**DATA FOR THIS EXERCISE:**
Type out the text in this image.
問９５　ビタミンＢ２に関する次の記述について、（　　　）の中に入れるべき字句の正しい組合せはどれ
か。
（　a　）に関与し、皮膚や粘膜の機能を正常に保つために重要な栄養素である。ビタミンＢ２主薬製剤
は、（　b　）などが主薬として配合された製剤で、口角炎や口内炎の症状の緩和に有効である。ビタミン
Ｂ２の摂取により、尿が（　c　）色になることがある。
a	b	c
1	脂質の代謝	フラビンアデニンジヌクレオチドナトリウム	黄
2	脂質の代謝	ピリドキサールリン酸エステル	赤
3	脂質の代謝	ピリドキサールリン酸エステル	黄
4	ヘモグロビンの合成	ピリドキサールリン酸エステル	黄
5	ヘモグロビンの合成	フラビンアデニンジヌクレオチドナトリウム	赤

**WORK TO COMPLETE:** Nothing may be left out: return each entry exactly as it reads.

**TASK ANSWER:**
Type out the text in this image.
問９５　ビタミンＢ２に関する次の記述について、（　　　）の中に入れるべき字句の正しい組合せはどれ
か。
（　a　）に関与し、皮膚や粘膜の機能を正常に保つために重要な栄養素である。ビタミンＢ２主薬製剤
は、（　b　）などが主薬として配合された製剤で、口角炎や口内炎の症状の緩和に有効である。ビタミン
Ｂ２の摂取により、尿が（　c　）色になることがある。
a	b	c
1	脂質の代謝	フラビンアデニンジヌクレオチドナトリウム	黄
2	脂質の代謝	ピリドキサールリン酸エステル	赤
3	脂質の代謝	ピリドキサールリン酸エステル	黄
4	ヘモグロビンの合成	ピリドキサールリン酸エステル	黄
5	ヘモグロビンの合成	フラビンアデニンジヌクレオチドナトリウム	赤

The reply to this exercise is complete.